● TASK OBJECTIVE
Print the lines of the listing exactly as they appear, starting at the first line and ending at the line that contains "row-value: 50,000: [763, 607, 806, 623]", with both of those lines included.

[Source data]
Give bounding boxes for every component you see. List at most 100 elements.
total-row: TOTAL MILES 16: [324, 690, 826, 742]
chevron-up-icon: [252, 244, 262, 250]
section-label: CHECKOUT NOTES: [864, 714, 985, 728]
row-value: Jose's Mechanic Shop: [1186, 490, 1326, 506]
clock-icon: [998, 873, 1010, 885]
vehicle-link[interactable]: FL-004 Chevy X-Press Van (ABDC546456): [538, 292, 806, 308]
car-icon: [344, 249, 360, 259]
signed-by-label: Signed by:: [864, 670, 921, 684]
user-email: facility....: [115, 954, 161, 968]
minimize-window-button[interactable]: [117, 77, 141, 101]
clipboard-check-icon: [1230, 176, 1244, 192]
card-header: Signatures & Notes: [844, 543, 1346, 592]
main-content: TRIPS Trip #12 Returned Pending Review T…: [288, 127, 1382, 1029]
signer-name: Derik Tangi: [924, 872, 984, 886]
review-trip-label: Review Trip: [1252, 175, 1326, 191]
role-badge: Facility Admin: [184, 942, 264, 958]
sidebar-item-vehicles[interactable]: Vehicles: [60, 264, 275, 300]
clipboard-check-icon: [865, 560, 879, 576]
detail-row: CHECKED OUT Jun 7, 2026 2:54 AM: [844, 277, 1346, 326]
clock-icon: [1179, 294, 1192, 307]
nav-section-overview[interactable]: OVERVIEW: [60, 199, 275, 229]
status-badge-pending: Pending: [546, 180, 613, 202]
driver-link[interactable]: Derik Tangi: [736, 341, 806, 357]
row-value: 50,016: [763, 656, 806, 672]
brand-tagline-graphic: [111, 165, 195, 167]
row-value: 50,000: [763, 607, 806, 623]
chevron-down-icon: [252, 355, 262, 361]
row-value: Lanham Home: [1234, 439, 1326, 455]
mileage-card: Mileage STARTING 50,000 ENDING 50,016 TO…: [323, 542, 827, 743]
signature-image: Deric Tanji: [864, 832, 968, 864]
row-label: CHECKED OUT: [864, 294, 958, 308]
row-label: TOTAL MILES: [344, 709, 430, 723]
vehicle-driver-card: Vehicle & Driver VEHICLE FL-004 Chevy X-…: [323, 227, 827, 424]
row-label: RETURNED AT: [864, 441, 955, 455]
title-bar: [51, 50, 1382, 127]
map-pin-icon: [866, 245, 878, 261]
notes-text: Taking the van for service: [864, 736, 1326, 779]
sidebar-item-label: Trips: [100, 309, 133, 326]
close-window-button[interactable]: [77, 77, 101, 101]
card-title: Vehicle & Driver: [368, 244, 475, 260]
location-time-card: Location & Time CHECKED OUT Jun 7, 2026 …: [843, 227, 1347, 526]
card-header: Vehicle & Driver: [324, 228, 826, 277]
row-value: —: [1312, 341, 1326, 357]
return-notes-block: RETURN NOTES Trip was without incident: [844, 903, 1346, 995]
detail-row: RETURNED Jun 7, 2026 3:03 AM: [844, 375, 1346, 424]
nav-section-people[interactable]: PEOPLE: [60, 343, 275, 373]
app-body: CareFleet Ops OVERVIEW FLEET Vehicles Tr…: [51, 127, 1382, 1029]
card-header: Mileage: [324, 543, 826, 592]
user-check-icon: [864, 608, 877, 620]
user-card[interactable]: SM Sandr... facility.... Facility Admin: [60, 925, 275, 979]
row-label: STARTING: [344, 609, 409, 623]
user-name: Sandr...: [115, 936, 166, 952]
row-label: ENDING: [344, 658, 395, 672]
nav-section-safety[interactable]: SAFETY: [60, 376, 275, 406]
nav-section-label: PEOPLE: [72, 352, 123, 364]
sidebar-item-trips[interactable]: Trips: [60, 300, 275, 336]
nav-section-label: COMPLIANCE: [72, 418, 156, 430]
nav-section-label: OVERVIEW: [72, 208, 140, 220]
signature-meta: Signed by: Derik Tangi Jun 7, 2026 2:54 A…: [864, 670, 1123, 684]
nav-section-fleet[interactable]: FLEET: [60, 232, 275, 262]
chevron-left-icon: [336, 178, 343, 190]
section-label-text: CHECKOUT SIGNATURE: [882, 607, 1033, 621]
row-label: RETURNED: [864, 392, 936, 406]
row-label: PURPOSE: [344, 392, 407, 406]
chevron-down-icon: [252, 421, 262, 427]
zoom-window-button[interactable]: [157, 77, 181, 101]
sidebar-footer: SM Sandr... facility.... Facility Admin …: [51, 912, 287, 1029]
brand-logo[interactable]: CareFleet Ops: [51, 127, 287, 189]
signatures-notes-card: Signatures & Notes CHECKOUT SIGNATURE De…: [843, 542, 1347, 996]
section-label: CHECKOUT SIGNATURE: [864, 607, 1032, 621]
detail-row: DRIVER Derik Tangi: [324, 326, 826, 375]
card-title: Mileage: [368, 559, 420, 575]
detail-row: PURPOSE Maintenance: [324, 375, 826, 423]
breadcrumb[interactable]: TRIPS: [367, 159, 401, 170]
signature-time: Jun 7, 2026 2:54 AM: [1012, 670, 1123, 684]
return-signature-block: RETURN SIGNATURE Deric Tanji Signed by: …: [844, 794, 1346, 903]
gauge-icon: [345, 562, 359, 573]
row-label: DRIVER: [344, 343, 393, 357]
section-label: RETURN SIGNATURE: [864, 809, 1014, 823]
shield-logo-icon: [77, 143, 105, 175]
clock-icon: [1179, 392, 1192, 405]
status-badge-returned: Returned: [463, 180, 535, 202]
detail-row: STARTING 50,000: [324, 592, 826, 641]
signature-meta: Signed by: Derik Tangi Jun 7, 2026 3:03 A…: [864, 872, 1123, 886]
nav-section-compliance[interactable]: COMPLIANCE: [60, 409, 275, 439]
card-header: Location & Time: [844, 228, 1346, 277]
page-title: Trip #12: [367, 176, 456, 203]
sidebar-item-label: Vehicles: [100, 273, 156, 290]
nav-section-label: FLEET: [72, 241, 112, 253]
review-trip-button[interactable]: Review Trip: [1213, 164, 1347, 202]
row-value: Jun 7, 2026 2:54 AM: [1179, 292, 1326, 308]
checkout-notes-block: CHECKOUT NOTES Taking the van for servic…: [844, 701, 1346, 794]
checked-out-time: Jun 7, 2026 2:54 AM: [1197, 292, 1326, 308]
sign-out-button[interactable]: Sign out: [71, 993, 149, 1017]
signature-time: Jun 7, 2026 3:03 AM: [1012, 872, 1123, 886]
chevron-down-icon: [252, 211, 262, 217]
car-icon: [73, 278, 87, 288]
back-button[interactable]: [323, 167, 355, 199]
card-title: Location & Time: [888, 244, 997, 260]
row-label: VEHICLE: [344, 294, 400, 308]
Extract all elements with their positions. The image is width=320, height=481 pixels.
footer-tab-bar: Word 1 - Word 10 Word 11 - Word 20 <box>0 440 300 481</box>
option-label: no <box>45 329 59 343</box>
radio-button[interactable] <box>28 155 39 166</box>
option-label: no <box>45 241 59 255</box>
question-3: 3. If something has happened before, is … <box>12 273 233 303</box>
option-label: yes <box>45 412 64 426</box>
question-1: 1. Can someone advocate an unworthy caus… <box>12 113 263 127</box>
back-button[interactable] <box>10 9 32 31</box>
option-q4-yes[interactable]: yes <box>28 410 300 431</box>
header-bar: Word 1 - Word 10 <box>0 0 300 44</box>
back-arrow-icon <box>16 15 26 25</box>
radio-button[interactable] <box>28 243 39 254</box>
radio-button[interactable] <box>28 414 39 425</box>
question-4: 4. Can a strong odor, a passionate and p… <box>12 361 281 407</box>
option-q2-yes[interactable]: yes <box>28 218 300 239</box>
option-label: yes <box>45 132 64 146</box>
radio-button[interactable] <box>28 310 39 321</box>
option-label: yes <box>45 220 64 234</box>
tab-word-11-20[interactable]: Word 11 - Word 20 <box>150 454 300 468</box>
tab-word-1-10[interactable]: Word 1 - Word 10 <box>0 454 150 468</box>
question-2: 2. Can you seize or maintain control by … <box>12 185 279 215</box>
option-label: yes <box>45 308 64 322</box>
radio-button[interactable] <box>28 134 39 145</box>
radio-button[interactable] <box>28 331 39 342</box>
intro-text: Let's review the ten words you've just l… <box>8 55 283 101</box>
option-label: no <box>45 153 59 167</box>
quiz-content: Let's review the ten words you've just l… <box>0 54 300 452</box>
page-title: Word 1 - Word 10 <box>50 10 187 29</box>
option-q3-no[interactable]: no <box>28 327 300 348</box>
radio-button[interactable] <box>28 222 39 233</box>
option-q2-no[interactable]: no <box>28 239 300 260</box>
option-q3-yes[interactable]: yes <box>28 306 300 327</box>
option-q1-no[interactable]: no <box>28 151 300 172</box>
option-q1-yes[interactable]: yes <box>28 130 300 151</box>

● RESULT
Give bounding boxes for every component you see. List at most 100 elements.
total-row: TOTAL MILES 16: [324, 690, 826, 742]
chevron-up-icon: [252, 244, 262, 250]
section-label: CHECKOUT NOTES: [864, 714, 985, 728]
row-value: Jose's Mechanic Shop: [1186, 490, 1326, 506]
clock-icon: [998, 873, 1010, 885]
vehicle-link[interactable]: FL-004 Chevy X-Press Van (ABDC546456): [538, 292, 806, 308]
car-icon: [344, 249, 360, 259]
signed-by-label: Signed by:: [864, 670, 921, 684]
user-email: facility....: [115, 954, 161, 968]
minimize-window-button[interactable]: [117, 77, 141, 101]
clipboard-check-icon: [1230, 176, 1244, 192]
card-header: Signatures & Notes: [844, 543, 1346, 592]
main-content: TRIPS Trip #12 Returned Pending Review T…: [288, 127, 1382, 1029]
signer-name: Derik Tangi: [924, 872, 984, 886]
review-trip-label: Review Trip: [1252, 175, 1326, 191]
role-badge: Facility Admin: [184, 942, 264, 958]
sidebar-item-vehicles[interactable]: Vehicles: [60, 264, 275, 300]
clipboard-check-icon: [865, 560, 879, 576]
detail-row: CHECKED OUT Jun 7, 2026 2:54 AM: [844, 277, 1346, 326]
clock-icon: [1179, 294, 1192, 307]
nav-section-overview[interactable]: OVERVIEW: [60, 199, 275, 229]
status-badge-pending: Pending: [546, 180, 613, 202]
driver-link[interactable]: Derik Tangi: [736, 341, 806, 357]
row-value: 50,016: [763, 656, 806, 672]
brand-tagline-graphic: [111, 165, 195, 167]
row-value: 50,000: [763, 607, 806, 623]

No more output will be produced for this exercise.